Upon the law of the crime, the charge was full, clear and adequate to the proper instruction of the jury, and all that was said on the law of the evidence was accurate and fair to the prisoner. She has no cause for complaint in the answers to the points, nor that the attention of the jury was directed away from the real questions at issue. The answer to the first point was, “ to establish the corpus delicti, the evidence is sufficient when it fully satisfies the jury of the fact beyond all reasonable doubt;” and it needs no vindication. In affirmance of the second point, the jury were told “ that the evidence in the case must be such as to exclude any reasonable hypothesis consistent with the innocence of the defendant; otherwise, the jury must acquit.” They might have been instructed very properly on those things mentioned in the 18th. 19th and 20th assignments ; but as no request was made therefor, it is presumed that the zealous and intelligent counsel knew they were well impressed on the jury. It often happens that during the progress of a trial, principles, respecting the nature and purpose of evidence are agreed on by counsel, or stated by the court, in presence of the jury, so that it would be idle to reiterate them in the charge. To adopt a principle which would require reversal because of the omissions complained of, would be_productive of evil continually ; for it is rare that something is not omitted which counsel can discover after the trial, though not thought of at the time. When the charge was just to the prisoner, and the points fully answered, the court will not be convicted of error for not having instructed on a point which was not presented.

No request was made that the jurors be sworn on their voire dire? nor objection made to their examination without, nor exception taken to the allowance of the challenges for cause; and, therefore, the third assignment of error is groundless. However, we will remark that though it may not be erroneous to omit the oath, unless it be requested to be taken, yet, so far as advised, it is the more general practice, and, we think, the better one, to examine the juror under his oath. The testimony of the juror, or of others, on which to ground a challenge, before the court which is now the trior; must be under oath or affirmation unless waived; and why infer a waiver in the absence of a formal demand ? As well might the witnesses be examined without being sworn when neither party requests that the oath be administered.

|---|

» Objective A
In the court opinion, what must the evidence exclude according to the instruction given in affirmance of the second point?

|---|

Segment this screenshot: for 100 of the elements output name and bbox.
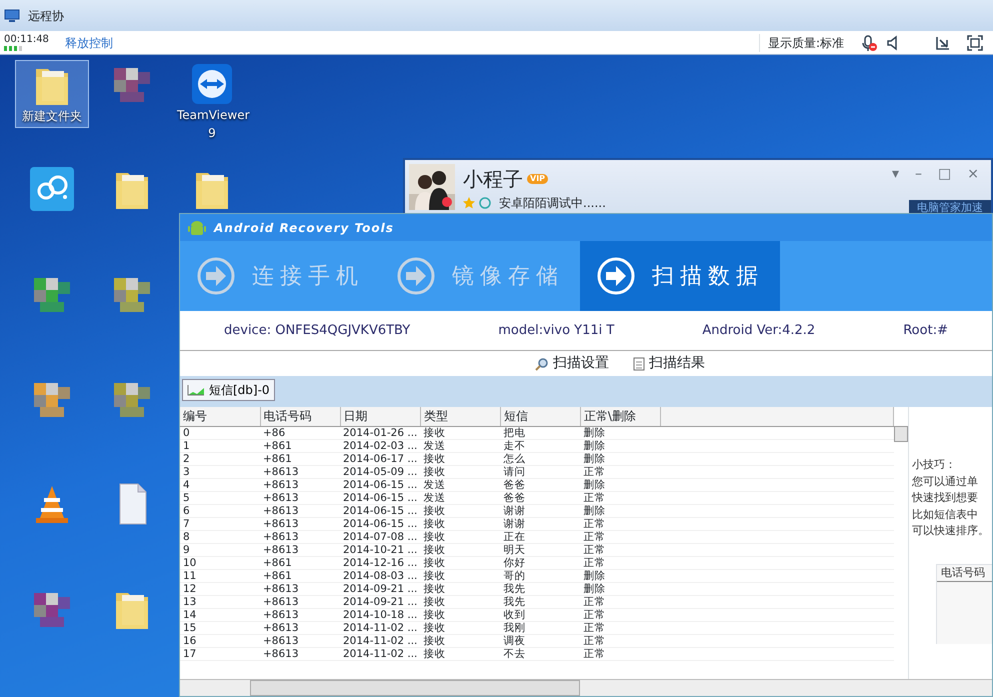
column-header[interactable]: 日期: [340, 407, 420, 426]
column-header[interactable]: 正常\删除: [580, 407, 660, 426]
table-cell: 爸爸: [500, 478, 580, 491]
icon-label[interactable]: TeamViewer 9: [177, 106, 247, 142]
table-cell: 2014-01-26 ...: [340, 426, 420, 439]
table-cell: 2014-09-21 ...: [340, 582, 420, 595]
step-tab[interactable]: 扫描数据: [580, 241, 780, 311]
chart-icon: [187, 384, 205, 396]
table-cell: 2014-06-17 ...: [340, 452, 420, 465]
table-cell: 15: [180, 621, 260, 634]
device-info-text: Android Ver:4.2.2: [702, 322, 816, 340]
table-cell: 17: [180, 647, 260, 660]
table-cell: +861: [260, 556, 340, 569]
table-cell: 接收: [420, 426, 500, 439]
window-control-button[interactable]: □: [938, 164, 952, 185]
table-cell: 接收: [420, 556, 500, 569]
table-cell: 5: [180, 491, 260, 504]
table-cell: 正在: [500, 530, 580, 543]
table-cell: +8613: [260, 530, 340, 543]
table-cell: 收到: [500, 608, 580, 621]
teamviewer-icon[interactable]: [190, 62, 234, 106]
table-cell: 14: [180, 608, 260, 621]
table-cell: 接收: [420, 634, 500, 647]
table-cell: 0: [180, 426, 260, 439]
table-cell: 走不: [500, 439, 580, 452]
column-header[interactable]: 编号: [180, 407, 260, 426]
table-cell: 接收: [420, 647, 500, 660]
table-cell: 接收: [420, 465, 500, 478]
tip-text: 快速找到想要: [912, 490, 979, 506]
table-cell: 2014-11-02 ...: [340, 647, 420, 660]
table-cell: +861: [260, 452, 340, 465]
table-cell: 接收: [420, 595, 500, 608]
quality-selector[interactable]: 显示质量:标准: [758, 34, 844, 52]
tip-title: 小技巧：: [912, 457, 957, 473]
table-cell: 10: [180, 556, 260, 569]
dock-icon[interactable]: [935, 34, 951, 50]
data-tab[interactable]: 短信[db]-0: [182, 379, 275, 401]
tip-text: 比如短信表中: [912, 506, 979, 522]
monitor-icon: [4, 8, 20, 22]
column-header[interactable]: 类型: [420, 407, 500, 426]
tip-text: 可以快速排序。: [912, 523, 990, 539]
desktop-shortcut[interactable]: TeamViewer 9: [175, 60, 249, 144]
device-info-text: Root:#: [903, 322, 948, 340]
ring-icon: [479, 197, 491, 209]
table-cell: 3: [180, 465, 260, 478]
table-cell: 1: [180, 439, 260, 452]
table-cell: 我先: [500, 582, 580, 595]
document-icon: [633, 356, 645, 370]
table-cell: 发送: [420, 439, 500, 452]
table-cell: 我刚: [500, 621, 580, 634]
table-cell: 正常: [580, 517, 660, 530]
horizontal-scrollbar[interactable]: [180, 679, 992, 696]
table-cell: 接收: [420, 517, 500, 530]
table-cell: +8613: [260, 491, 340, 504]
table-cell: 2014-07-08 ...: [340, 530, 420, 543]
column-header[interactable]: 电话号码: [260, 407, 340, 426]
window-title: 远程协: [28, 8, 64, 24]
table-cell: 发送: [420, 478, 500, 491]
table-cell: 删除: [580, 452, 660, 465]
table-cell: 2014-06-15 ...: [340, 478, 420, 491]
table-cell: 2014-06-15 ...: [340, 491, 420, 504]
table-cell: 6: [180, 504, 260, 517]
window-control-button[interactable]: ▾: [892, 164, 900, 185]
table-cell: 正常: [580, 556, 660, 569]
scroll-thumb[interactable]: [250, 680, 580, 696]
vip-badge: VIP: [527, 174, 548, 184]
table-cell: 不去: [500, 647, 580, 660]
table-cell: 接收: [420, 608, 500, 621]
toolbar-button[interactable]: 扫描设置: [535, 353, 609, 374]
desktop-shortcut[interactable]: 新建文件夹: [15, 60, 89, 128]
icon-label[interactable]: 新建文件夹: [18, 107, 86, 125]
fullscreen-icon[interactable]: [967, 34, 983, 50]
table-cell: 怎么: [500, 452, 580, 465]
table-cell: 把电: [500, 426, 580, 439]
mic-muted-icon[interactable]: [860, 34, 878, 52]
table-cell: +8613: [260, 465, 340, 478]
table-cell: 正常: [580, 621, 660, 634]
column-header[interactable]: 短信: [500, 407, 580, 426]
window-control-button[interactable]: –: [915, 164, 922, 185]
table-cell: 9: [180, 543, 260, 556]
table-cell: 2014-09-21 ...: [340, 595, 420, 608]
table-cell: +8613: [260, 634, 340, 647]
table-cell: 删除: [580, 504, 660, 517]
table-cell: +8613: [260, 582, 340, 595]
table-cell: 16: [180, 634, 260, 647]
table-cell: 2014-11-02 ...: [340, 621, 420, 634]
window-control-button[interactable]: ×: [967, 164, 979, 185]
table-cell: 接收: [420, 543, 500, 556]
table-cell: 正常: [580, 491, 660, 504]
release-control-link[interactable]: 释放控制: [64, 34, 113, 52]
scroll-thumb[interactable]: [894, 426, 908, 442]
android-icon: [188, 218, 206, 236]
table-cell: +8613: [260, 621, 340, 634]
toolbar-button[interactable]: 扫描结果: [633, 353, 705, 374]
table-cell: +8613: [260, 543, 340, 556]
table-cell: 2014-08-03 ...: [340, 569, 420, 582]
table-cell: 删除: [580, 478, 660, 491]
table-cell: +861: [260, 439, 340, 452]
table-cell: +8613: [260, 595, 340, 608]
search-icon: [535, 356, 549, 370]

|---|

» Objective B
Copy out the lines of the records starting with the line that contains "column-header[interactable]: 日期: [340, 407, 420, 426]" and going on through the line that contains "column-header[interactable]: 编号: [180, 407, 260, 426]".

» Correct response A
Any reasonable hypothesis consistent with the innocence of the defendant.

» Correct response B
column-header[interactable]: 日期: [340, 407, 420, 426]
column-header[interactable]: 正常\删除: [580, 407, 660, 426]
table-cell: 爸爸: [500, 478, 580, 491]
icon-label[interactable]: TeamViewer 9: [177, 106, 247, 142]
table-cell: 2014-01-26 ...: [340, 426, 420, 439]
table-cell: 2014-09-21 ...: [340, 582, 420, 595]
step-tab[interactable]: 扫描数据: [580, 241, 780, 311]
chart-icon: [187, 384, 205, 396]
table-cell: 2014-06-17 ...: [340, 452, 420, 465]
table-cell: 15: [180, 621, 260, 634]
device-info-text: Android Ver:4.2.2: [702, 322, 816, 340]
table-cell: 17: [180, 647, 260, 660]
table-cell: +861: [260, 556, 340, 569]
table-cell: 接收: [420, 426, 500, 439]
window-control-button[interactable]: □: [938, 164, 952, 185]
table-cell: 接收: [420, 556, 500, 569]
table-cell: 5: [180, 491, 260, 504]
table-cell: 正在: [500, 530, 580, 543]
table-cell: +8613: [260, 530, 340, 543]
table-cell: 收到: [500, 608, 580, 621]
teamviewer-icon[interactable]: [190, 62, 234, 106]
table-cell: 14: [180, 608, 260, 621]
table-cell: 接收: [420, 634, 500, 647]
table-cell: 0: [180, 426, 260, 439]
table-cell: 走不: [500, 439, 580, 452]
column-header[interactable]: 编号: [180, 407, 260, 426]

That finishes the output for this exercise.